# Task to complete:
From the entries that follow, list every line in which the string "plain" appears.

## start Information given

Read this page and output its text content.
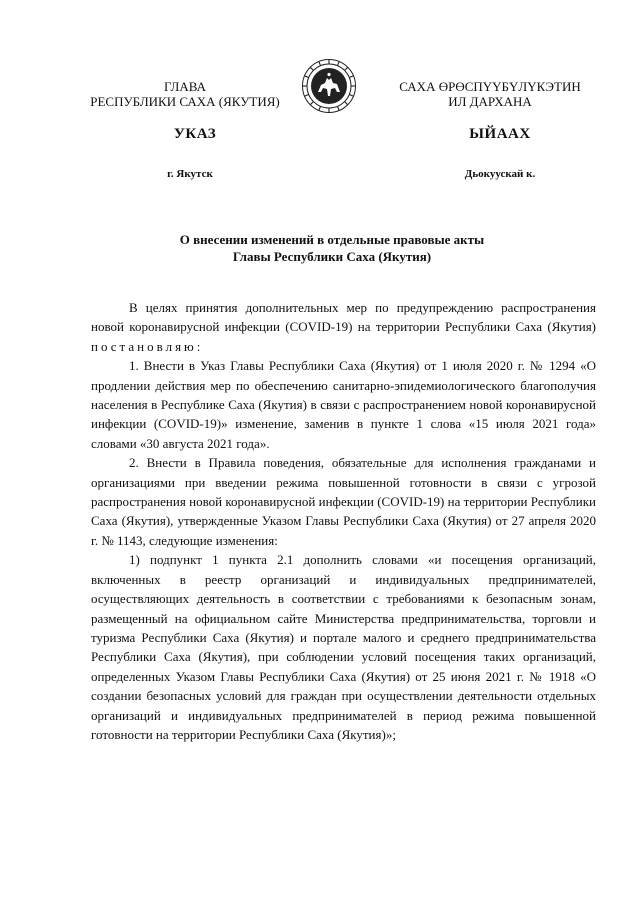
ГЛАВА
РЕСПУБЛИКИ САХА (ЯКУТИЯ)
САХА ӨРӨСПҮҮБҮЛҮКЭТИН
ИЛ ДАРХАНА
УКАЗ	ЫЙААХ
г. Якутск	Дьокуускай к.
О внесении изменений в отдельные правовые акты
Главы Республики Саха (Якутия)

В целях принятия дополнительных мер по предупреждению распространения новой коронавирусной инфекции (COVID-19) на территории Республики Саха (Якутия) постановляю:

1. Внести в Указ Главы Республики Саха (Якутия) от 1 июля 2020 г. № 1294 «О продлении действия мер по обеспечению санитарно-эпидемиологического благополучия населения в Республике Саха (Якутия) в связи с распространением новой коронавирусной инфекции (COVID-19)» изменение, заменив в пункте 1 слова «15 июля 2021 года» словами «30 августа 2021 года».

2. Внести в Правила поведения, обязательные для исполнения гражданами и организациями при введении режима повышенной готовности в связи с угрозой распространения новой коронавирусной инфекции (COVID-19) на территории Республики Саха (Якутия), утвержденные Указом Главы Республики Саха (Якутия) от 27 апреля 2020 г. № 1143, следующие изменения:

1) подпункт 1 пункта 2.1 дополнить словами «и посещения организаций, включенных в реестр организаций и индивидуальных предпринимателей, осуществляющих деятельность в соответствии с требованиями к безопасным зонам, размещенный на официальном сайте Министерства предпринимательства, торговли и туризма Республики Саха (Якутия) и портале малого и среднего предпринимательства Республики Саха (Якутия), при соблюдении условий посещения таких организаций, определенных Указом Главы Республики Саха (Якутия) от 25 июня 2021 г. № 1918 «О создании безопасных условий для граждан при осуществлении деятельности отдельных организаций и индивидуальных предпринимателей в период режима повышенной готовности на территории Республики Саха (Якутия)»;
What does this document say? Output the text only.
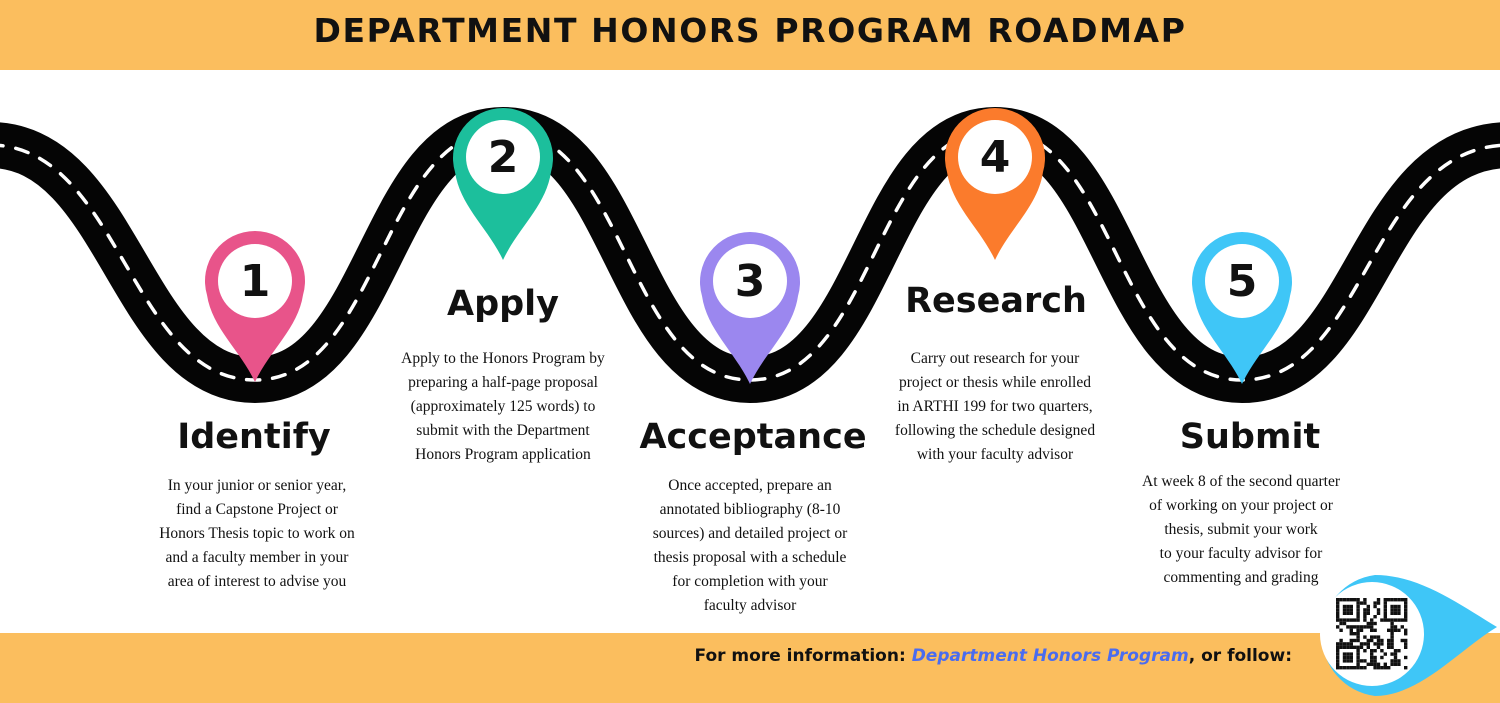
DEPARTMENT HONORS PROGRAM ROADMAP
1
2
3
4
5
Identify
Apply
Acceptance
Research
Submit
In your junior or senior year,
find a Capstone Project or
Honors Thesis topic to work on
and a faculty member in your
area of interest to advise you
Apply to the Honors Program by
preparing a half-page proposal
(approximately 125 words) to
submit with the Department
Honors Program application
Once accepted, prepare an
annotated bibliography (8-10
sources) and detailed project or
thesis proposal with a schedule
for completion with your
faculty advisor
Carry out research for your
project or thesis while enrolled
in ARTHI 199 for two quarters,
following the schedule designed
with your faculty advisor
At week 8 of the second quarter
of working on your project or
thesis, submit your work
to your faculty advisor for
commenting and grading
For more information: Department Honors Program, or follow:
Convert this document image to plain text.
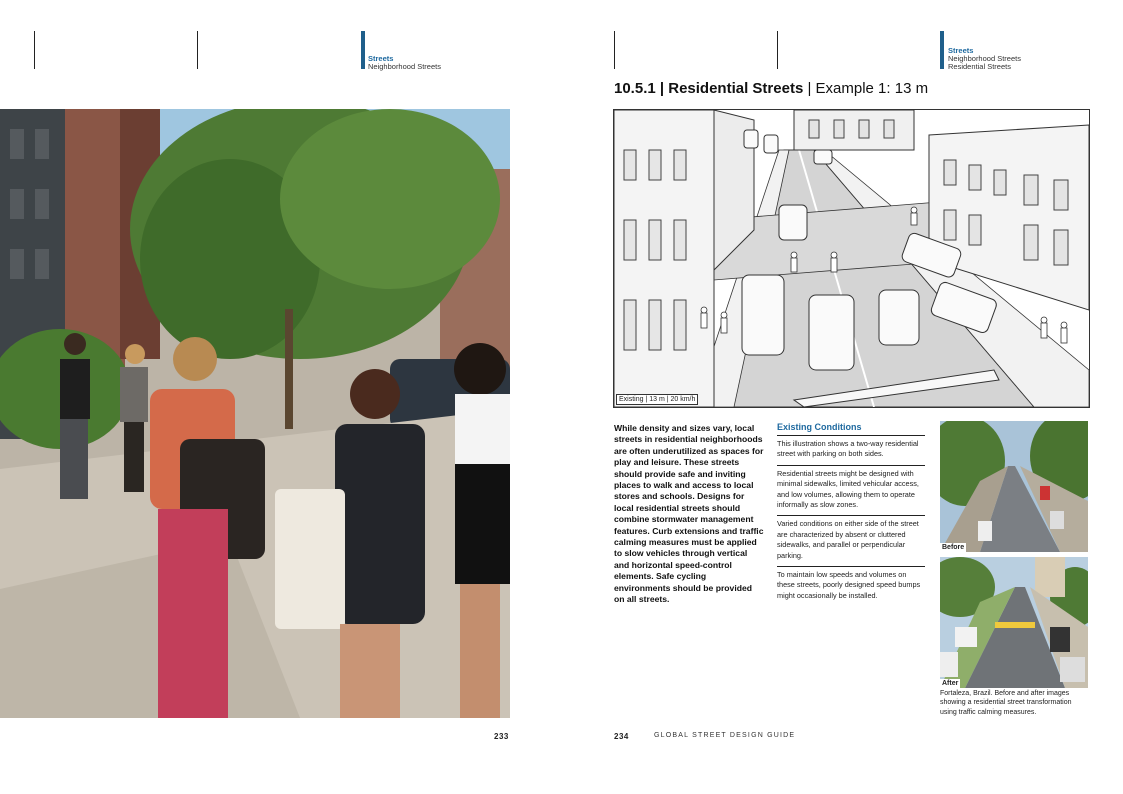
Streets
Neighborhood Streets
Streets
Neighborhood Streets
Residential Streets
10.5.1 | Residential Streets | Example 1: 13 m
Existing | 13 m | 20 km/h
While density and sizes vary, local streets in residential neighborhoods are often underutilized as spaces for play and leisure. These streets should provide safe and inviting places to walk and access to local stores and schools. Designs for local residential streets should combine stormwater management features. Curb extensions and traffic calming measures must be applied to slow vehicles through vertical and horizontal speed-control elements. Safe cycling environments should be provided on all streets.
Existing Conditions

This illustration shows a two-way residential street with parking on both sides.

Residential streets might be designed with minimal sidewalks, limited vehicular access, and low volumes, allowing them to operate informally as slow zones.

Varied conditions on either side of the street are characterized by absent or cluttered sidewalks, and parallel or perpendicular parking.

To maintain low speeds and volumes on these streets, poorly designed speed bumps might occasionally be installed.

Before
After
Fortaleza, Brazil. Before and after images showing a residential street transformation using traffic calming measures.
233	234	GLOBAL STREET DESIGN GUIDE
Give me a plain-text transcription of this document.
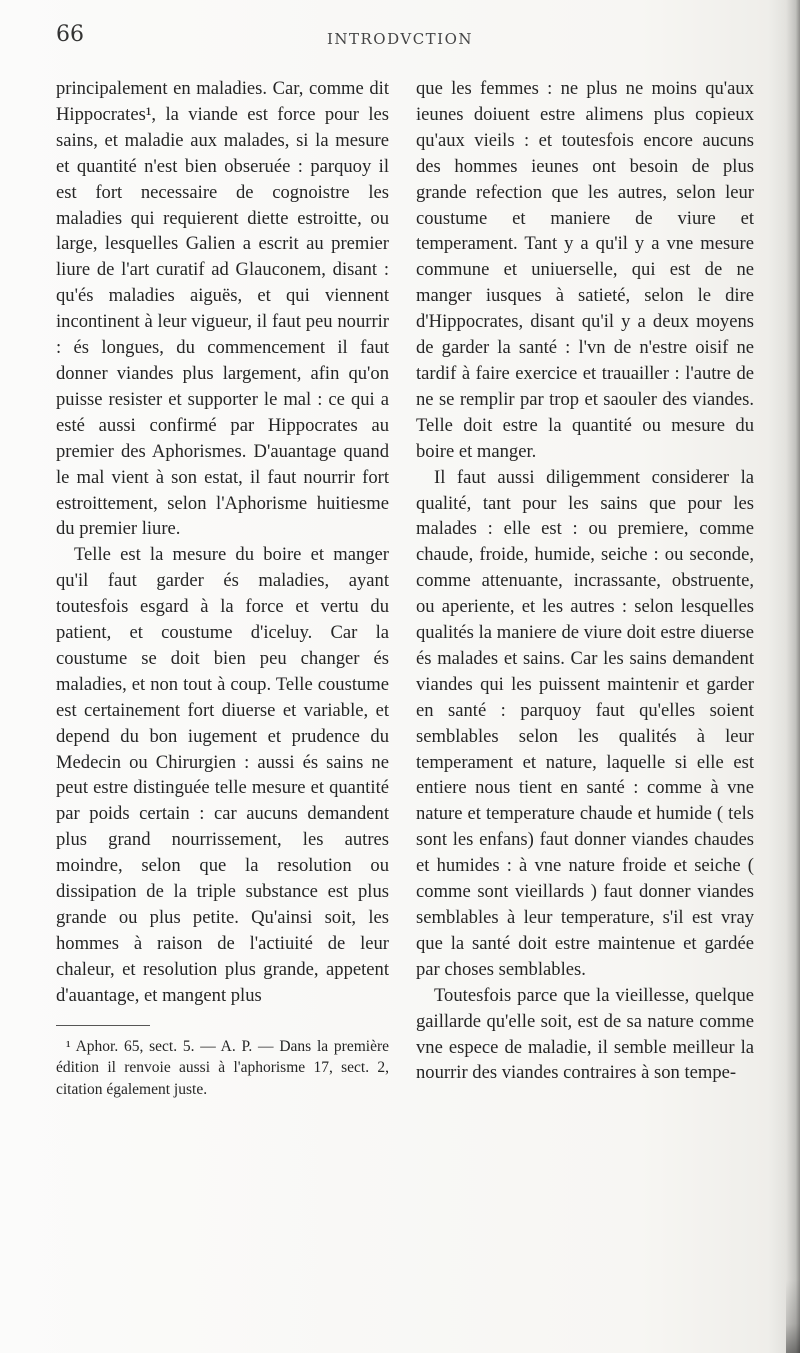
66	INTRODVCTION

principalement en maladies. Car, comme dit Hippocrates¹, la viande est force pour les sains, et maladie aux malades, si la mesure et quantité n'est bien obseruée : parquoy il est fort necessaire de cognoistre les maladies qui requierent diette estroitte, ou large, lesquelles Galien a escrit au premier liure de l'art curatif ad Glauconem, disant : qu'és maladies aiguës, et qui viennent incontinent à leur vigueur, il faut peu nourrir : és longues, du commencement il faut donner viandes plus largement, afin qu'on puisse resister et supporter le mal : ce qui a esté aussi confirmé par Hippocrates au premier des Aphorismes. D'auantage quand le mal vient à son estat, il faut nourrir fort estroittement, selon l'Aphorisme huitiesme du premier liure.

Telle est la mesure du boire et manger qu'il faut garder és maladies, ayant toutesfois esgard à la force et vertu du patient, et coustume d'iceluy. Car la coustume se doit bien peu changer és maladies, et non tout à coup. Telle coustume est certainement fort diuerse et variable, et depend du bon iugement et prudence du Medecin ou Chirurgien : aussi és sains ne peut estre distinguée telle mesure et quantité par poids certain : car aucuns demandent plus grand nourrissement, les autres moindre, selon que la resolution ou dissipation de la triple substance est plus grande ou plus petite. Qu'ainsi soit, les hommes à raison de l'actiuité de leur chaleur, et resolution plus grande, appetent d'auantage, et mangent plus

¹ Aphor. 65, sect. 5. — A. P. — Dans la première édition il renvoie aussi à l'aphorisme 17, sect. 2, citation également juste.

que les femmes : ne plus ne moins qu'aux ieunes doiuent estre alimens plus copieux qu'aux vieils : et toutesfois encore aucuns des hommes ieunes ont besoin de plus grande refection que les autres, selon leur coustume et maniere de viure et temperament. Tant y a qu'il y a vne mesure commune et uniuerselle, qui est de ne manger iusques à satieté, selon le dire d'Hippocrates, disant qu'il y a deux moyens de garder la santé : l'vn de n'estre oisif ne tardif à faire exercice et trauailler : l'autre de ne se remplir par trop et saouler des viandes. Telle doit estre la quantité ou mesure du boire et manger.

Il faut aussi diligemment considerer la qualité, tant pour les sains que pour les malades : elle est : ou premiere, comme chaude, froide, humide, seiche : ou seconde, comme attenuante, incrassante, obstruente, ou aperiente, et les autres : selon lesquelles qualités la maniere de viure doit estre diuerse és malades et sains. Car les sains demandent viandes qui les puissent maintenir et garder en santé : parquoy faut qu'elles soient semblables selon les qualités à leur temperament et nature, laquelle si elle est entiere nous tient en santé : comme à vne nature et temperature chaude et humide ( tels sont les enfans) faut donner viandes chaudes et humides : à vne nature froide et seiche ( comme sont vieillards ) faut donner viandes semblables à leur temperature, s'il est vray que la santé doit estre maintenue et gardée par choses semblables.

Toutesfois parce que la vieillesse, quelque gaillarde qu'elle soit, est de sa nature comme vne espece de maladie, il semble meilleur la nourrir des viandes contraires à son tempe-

## end Information given

# Solved problem:
Convert this document image to plain text.
Give me a plain-text transcription of this document.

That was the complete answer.